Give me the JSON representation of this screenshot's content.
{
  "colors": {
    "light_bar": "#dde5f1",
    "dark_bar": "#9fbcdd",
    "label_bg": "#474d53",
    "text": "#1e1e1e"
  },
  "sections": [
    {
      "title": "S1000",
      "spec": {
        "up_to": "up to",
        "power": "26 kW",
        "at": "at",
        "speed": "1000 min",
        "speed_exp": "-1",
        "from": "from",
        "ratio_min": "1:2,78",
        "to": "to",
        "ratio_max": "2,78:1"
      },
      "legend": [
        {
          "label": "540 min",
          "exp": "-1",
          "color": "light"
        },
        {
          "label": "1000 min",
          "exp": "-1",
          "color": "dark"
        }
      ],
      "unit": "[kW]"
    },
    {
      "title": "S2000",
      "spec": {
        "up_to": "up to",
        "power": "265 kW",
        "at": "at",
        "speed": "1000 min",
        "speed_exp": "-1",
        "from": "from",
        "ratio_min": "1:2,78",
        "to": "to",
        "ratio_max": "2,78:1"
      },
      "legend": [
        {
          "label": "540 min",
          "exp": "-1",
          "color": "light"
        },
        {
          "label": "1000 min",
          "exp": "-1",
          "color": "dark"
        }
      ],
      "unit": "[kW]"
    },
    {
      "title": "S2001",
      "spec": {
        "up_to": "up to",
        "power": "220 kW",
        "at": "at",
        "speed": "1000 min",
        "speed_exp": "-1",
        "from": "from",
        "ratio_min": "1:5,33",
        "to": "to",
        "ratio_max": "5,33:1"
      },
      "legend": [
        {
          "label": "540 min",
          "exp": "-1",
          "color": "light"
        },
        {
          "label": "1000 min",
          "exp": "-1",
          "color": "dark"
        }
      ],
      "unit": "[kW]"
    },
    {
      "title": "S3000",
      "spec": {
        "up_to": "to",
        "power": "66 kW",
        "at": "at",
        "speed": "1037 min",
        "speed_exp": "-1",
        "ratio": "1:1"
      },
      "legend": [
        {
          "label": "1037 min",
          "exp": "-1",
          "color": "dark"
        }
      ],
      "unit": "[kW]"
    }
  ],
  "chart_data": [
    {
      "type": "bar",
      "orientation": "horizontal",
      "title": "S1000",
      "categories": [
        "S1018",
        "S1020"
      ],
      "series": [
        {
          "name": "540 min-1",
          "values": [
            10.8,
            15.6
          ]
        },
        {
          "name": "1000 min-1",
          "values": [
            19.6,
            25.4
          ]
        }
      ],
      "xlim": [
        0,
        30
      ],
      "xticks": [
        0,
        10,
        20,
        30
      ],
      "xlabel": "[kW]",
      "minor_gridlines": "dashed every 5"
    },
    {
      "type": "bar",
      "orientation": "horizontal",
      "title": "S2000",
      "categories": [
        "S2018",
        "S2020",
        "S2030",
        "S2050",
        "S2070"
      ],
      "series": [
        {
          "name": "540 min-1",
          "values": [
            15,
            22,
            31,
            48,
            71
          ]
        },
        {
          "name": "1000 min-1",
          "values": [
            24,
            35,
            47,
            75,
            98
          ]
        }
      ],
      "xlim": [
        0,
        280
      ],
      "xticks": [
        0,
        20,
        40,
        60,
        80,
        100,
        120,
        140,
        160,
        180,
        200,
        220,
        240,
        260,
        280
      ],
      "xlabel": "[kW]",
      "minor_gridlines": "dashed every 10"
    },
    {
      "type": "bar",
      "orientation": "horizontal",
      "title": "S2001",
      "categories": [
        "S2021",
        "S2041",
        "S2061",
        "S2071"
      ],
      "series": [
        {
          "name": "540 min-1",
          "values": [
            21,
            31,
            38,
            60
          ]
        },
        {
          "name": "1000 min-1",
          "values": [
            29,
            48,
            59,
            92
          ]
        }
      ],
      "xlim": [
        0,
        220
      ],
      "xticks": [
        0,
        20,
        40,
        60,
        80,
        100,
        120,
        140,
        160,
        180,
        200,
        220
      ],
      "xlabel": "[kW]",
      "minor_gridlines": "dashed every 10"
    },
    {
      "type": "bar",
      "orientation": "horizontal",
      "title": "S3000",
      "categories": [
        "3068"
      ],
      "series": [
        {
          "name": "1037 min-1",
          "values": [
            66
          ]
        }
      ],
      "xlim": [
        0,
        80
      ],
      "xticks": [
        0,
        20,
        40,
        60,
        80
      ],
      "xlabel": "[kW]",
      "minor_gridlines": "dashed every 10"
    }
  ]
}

-*-*-

## Task requirements
Transcribe each entry exactly.

## Output of the exercise
Give me the JSON representation of this screenshot's content.
{
  "colors": {
    "light_bar": "#dde5f1",
    "dark_bar": "#9fbcdd",
    "label_bg": "#474d53",
    "text": "#1e1e1e"
  },
  "sections": [
    {
      "title": "S1000",
      "spec": {
        "up_to": "up to",
        "power": "26 kW",
        "at": "at",
        "speed": "1000 min",
        "speed_exp": "-1",
        "from": "from",
        "ratio_min": "1:2,78",
        "to": "to",
        "ratio_max": "2,78:1"
      },
      "legend": [
        {
          "label": "540 min",
          "exp": "-1",
          "color": "light"
        },
        {
          "label": "1000 min",
          "exp": "-1",
          "color": "dark"
        }
      ],
      "unit": "[kW]"
    },
    {
      "title": "S2000",
      "spec": {
        "up_to": "up to",
        "power": "265 kW",
        "at": "at",
        "speed": "1000 min",
        "speed_exp": "-1",
        "from": "from",
        "ratio_min": "1:2,78",
        "to": "to",
        "ratio_max": "2,78:1"
      },
      "legend": [
        {
          "label": "540 min",
          "exp": "-1",
          "color": "light"
        },
        {
          "label": "1000 min",
          "exp": "-1",
          "color": "dark"
        }
      ],
      "unit": "[kW]"
    },
    {
      "title": "S2001",
      "spec": {
        "up_to": "up to",
        "power": "220 kW",
        "at": "at",
        "speed": "1000 min",
        "speed_exp": "-1",
        "from": "from",
        "ratio_min": "1:5,33",
        "to": "to",
        "ratio_max": "5,33:1"
      },
      "legend": [
        {
          "label": "540 min",
          "exp": "-1",
          "color": "light"
        },
        {
          "label": "1000 min",
          "exp": "-1",
          "color": "dark"
        }
      ],
      "unit": "[kW]"
    },
    {
      "title": "S3000",
      "spec": {
        "up_to": "to",
        "power": "66 kW",
        "at": "at",
        "speed": "1037 min",
        "speed_exp": "-1",
        "ratio": "1:1"
      },
      "legend": [
        {
          "label": "1037 min",
          "exp": "-1",
          "color": "dark"
        }
      ],
      "unit": "[kW]"
    }
  ],
  "chart_data": [
    {
      "type": "bar",
      "orientation": "horizontal",
      "title": "S1000",
      "categories": [
        "S1018",
        "S1020"
      ],
      "series": [
        {
          "name": "540 min-1",
          "values": [
            10.8,
            15.6
          ]
        },
        {
          "name": "1000 min-1",
          "values": [
            19.6,
            25.4
          ]
        }
      ],
      "xlim": [
        0,
        30
      ],
      "xticks": [
        0,
        10,
        20,
        30
      ],
      "xlabel": "[kW]",
      "minor_gridlines": "dashed every 5"
    },
    {
      "type": "bar",
      "orientation": "horizontal",
      "title": "S2000",
      "categories": [
        "S2018",
        "S2020",
        "S2030",
        "S2050",
        "S2070"
      ],
      "series": [
        {
          "name": "540 min-1",
          "values": [
            15,
            22,
            31,
            48,
            71
          ]
        },
        {
          "name": "1000 min-1",
          "values": [
            24,
            35,
            47,
            75,
            98
          ]
        }
      ],
      "xlim": [
        0,
        280
      ],
      "xticks": [
        0,
        20,
        40,
        60,
        80,
        100,
        120,
        140,
        160,
        180,
        200,
        220,
        240,
        260,
        280
      ],
      "xlabel": "[kW]",
      "minor_gridlines": "dashed every 10"
    },
    {
      "type": "bar",
      "orientation": "horizontal",
      "title": "S2001",
      "categories": [
        "S2021",
        "S2041",
        "S2061",
        "S2071"
      ],
      "series": [
        {
          "name": "540 min-1",
          "values": [
            21,
            31,
            38,
            60
          ]
        },
        {
          "name": "1000 min-1",
          "values": [
            29,
            48,
            59,
            92
          ]
        }
      ],
      "xlim": [
        0,
        220
      ],
      "xticks": [
        0,
        20,
        40,
        60,
        80,
        100,
        120,
        140,
        160,
        180,
        200,
        220
      ],
      "xlabel": "[kW]",
      "minor_gridlines": "dashed every 10"
    },
    {
      "type": "bar",
      "orientation": "horizontal",
      "title": "S3000",
      "categories": [
        "3068"
      ],
      "series": [
        {
          "name": "1037 min-1",
          "values": [
            66
          ]
        }
      ],
      "xlim": [
        0,
        80
      ],
      "xticks": [
        0,
        20,
        40,
        60,
        80
      ],
      "xlabel": "[kW]",
      "minor_gridlines": "dashed every 10"
    }
  ]
}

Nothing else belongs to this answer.